### WHAT IS NEEDED
The records that follow must be reproduced in full, exactly as written.

-------

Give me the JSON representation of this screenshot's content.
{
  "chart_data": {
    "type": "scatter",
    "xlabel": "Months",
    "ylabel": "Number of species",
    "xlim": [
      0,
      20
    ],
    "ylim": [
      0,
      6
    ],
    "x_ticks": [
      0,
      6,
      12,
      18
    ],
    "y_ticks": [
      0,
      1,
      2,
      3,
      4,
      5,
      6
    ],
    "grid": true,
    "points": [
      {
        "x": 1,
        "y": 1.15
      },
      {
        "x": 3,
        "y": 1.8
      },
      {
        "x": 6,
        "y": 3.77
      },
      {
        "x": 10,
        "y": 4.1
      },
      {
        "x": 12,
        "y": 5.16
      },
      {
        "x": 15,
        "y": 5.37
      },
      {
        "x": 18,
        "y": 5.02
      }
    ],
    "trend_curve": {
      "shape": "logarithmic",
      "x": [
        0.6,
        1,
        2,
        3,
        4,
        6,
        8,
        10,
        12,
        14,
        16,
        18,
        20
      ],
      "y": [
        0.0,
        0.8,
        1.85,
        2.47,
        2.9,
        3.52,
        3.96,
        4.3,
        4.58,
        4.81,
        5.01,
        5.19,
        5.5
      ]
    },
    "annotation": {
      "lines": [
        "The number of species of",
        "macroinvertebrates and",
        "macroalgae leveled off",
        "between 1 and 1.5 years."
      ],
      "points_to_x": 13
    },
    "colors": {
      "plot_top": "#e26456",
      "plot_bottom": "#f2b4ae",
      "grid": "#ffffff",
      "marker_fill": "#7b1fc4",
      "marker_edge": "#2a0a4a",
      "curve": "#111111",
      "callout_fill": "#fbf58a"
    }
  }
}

-------

### ANSWER TO THE EXERCISE
Give me the JSON representation of this screenshot's content.
{
  "chart_data": {
    "type": "scatter",
    "xlabel": "Months",
    "ylabel": "Number of species",
    "xlim": [
      0,
      20
    ],
    "ylim": [
      0,
      6
    ],
    "x_ticks": [
      0,
      6,
      12,
      18
    ],
    "y_ticks": [
      0,
      1,
      2,
      3,
      4,
      5,
      6
    ],
    "grid": true,
    "points": [
      {
        "x": 1,
        "y": 1.15
      },
      {
        "x": 3,
        "y": 1.8
      },
      {
        "x": 6,
        "y": 3.77
      },
      {
        "x": 10,
        "y": 4.1
      },
      {
        "x": 12,
        "y": 5.16
      },
      {
        "x": 15,
        "y": 5.37
      },
      {
        "x": 18,
        "y": 5.02
      }
    ],
    "trend_curve": {
      "shape": "logarithmic",
      "x": [
        0.6,
        1,
        2,
        3,
        4,
        6,
        8,
        10,
        12,
        14,
        16,
        18,
        20
      ],
      "y": [
        0.0,
        0.8,
        1.85,
        2.47,
        2.9,
        3.52,
        3.96,
        4.3,
        4.58,
        4.81,
        5.01,
        5.19,
        5.5
      ]
    },
    "annotation": {
      "lines": [
        "The number of species of",
        "macroinvertebrates and",
        "macroalgae leveled off",
        "between 1 and 1.5 years."
      ],
      "points_to_x": 13
    },
    "colors": {
      "plot_top": "#e26456",
      "plot_bottom": "#f2b4ae",
      "grid": "#ffffff",
      "marker_fill": "#7b1fc4",
      "marker_edge": "#2a0a4a",
      "curve": "#111111",
      "callout_fill": "#fbf58a"
    }
  }
}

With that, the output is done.